▸ **Problem to work on**
Take the entries below and print all of them exactly, please.

----------

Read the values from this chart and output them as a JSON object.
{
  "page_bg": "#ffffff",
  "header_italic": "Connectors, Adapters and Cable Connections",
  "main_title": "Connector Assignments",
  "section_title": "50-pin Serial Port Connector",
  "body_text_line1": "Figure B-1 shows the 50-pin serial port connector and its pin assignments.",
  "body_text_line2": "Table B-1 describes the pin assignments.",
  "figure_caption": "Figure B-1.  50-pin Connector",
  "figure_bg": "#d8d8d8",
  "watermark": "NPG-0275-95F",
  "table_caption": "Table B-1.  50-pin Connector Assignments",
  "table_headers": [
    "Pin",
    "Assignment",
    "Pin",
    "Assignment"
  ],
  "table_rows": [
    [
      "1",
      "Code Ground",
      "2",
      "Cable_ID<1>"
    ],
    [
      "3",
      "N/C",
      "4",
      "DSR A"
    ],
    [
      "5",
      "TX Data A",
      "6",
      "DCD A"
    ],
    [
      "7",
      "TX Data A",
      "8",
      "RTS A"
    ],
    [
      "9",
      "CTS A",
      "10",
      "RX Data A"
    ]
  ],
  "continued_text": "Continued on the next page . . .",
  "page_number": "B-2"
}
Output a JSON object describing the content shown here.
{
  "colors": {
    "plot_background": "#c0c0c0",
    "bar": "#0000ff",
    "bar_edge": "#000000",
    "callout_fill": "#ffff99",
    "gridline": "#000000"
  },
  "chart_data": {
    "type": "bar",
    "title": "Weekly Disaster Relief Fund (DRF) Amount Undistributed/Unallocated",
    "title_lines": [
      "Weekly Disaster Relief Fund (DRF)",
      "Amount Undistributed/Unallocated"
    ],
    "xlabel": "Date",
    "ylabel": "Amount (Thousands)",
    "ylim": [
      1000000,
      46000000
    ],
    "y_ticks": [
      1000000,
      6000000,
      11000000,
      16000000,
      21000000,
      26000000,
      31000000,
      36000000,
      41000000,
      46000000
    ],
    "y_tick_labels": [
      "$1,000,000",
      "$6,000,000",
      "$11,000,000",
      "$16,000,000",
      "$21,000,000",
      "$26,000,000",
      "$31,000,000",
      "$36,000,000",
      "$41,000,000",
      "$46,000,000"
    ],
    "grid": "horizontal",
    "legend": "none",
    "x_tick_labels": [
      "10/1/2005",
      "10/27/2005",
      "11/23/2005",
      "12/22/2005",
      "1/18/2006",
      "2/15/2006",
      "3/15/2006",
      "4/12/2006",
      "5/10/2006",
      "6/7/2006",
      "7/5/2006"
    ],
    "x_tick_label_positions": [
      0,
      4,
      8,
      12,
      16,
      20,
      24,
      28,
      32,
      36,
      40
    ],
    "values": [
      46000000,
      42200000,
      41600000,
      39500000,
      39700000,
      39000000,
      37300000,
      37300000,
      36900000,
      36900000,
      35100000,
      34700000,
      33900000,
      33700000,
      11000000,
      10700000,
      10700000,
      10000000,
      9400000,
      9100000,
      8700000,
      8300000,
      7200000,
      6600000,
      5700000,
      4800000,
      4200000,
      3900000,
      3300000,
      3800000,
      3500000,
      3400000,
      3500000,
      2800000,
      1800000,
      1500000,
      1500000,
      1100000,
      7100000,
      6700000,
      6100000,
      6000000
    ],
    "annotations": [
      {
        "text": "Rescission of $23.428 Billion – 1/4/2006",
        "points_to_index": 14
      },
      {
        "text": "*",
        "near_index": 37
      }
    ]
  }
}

----------

▸ **Answer for this exercise**
Read the values from this chart and output them as a JSON object.
{
  "page_bg": "#ffffff",
  "header_italic": "Connectors, Adapters and Cable Connections",
  "main_title": "Connector Assignments",
  "section_title": "50-pin Serial Port Connector",
  "body_text_line1": "Figure B-1 shows the 50-pin serial port connector and its pin assignments.",
  "body_text_line2": "Table B-1 describes the pin assignments.",
  "figure_caption": "Figure B-1.  50-pin Connector",
  "figure_bg": "#d8d8d8",
  "watermark": "NPG-0275-95F",
  "table_caption": "Table B-1.  50-pin Connector Assignments",
  "table_headers": [
    "Pin",
    "Assignment",
    "Pin",
    "Assignment"
  ],
  "table_rows": [
    [
      "1",
      "Code Ground",
      "2",
      "Cable_ID<1>"
    ],
    [
      "3",
      "N/C",
      "4",
      "DSR A"
    ],
    [
      "5",
      "TX Data A",
      "6",
      "DCD A"
    ],
    [
      "7",
      "TX Data A",
      "8",
      "RTS A"
    ],
    [
      "9",
      "CTS A",
      "10",
      "RX Data A"
    ]
  ],
  "continued_text": "Continued on the next page . . .",
  "page_number": "B-2"
}
Output a JSON object describing the content shown here.
{
  "colors": {
    "plot_background": "#c0c0c0",
    "bar": "#0000ff",
    "bar_edge": "#000000",
    "callout_fill": "#ffff99",
    "gridline": "#000000"
  },
  "chart_data": {
    "type": "bar",
    "title": "Weekly Disaster Relief Fund (DRF) Amount Undistributed/Unallocated",
    "title_lines": [
      "Weekly Disaster Relief Fund (DRF)",
      "Amount Undistributed/Unallocated"
    ],
    "xlabel": "Date",
    "ylabel": "Amount (Thousands)",
    "ylim": [
      1000000,
      46000000
    ],
    "y_ticks": [
      1000000,
      6000000,
      11000000,
      16000000,
      21000000,
      26000000,
      31000000,
      36000000,
      41000000,
      46000000
    ],
    "y_tick_labels": [
      "$1,000,000",
      "$6,000,000",
      "$11,000,000",
      "$16,000,000",
      "$21,000,000",
      "$26,000,000",
      "$31,000,000",
      "$36,000,000",
      "$41,000,000",
      "$46,000,000"
    ],
    "grid": "horizontal",
    "legend": "none",
    "x_tick_labels": [
      "10/1/2005",
      "10/27/2005",
      "11/23/2005",
      "12/22/2005",
      "1/18/2006",
      "2/15/2006",
      "3/15/2006",
      "4/12/2006",
      "5/10/2006",
      "6/7/2006",
      "7/5/2006"
    ],
    "x_tick_label_positions": [
      0,
      4,
      8,
      12,
      16,
      20,
      24,
      28,
      32,
      36,
      40
    ],
    "values": [
      46000000,
      42200000,
      41600000,
      39500000,
      39700000,
      39000000,
      37300000,
      37300000,
      36900000,
      36900000,
      35100000,
      34700000,
      33900000,
      33700000,
      11000000,
      10700000,
      10700000,
      10000000,
      9400000,
      9100000,
      8700000,
      8300000,
      7200000,
      6600000,
      5700000,
      4800000,
      4200000,
      3900000,
      3300000,
      3800000,
      3500000,
      3400000,
      3500000,
      2800000,
      1800000,
      1500000,
      1500000,
      1100000,
      7100000,
      6700000,
      6100000,
      6000000
    ],
    "annotations": [
      {
        "text": "Rescission of $23.428 Billion – 1/4/2006",
        "points_to_index": 14
      },
      {
        "text": "*",
        "near_index": 37
      }
    ]
  }
}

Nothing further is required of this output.